Work to do: Take the data below and repeat it exactly.

════════════════

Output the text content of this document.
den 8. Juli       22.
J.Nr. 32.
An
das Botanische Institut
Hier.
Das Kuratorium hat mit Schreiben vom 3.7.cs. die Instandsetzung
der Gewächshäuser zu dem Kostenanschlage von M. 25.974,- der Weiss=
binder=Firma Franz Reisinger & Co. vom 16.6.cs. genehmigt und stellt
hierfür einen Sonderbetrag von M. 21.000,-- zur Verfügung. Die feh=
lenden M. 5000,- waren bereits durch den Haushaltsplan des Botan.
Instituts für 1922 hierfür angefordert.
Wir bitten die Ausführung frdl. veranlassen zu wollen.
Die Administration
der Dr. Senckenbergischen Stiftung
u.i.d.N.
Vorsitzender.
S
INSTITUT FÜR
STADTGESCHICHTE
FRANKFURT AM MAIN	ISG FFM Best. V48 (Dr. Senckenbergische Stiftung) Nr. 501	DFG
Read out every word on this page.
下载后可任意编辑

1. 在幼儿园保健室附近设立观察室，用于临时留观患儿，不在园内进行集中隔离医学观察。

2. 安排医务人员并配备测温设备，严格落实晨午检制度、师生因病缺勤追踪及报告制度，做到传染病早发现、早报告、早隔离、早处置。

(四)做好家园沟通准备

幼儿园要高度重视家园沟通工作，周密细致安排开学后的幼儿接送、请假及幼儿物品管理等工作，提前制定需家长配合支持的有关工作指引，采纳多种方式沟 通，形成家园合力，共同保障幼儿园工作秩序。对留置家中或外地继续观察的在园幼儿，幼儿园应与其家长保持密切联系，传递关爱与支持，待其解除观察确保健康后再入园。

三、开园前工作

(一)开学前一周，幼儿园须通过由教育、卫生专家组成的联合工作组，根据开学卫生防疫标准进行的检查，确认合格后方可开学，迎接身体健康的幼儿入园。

════════════════

The answer:
Output the text content of this document.
den 8. Juli       22.
J.Nr. 32.
An
das Botanische Institut
Hier.
Das Kuratorium hat mit Schreiben vom 3.7.cs. die Instandsetzung
der Gewächshäuser zu dem Kostenanschlage von M. 25.974,- der Weiss=
binder=Firma Franz Reisinger & Co. vom 16.6.cs. genehmigt und stellt
hierfür einen Sonderbetrag von M. 21.000,-- zur Verfügung. Die feh=
lenden M. 5000,- waren bereits durch den Haushaltsplan des Botan.
Instituts für 1922 hierfür angefordert.
Wir bitten die Ausführung frdl. veranlassen zu wollen.
Die Administration
der Dr. Senckenbergischen Stiftung
u.i.d.N.
Vorsitzender.
S
INSTITUT FÜR
STADTGESCHICHTE
FRANKFURT AM MAIN	ISG FFM Best. V48 (Dr. Senckenbergische Stiftung) Nr. 501	DFG
Read out every word on this page.
下载后可任意编辑

1. 在幼儿园保健室附近设立观察室，用于临时留观患儿，不在园内进行集中隔离医学观察。

2. 安排医务人员并配备测温设备，严格落实晨午检制度、师生因病缺勤追踪及报告制度，做到传染病早发现、早报告、早隔离、早处置。

(四)做好家园沟通准备

幼儿园要高度重视家园沟通工作，周密细致安排开学后的幼儿接送、请假及幼儿物品管理等工作，提前制定需家长配合支持的有关工作指引，采纳多种方式沟 通，形成家园合力，共同保障幼儿园工作秩序。对留置家中或外地继续观察的在园幼儿，幼儿园应与其家长保持密切联系，传递关爱与支持，待其解除观察确保健康后再入园。

三、开园前工作

(一)开学前一周，幼儿园须通过由教育、卫生专家组成的联合工作组，根据开学卫生防疫标准进行的检查，确认合格后方可开学，迎接身体健康的幼儿入园。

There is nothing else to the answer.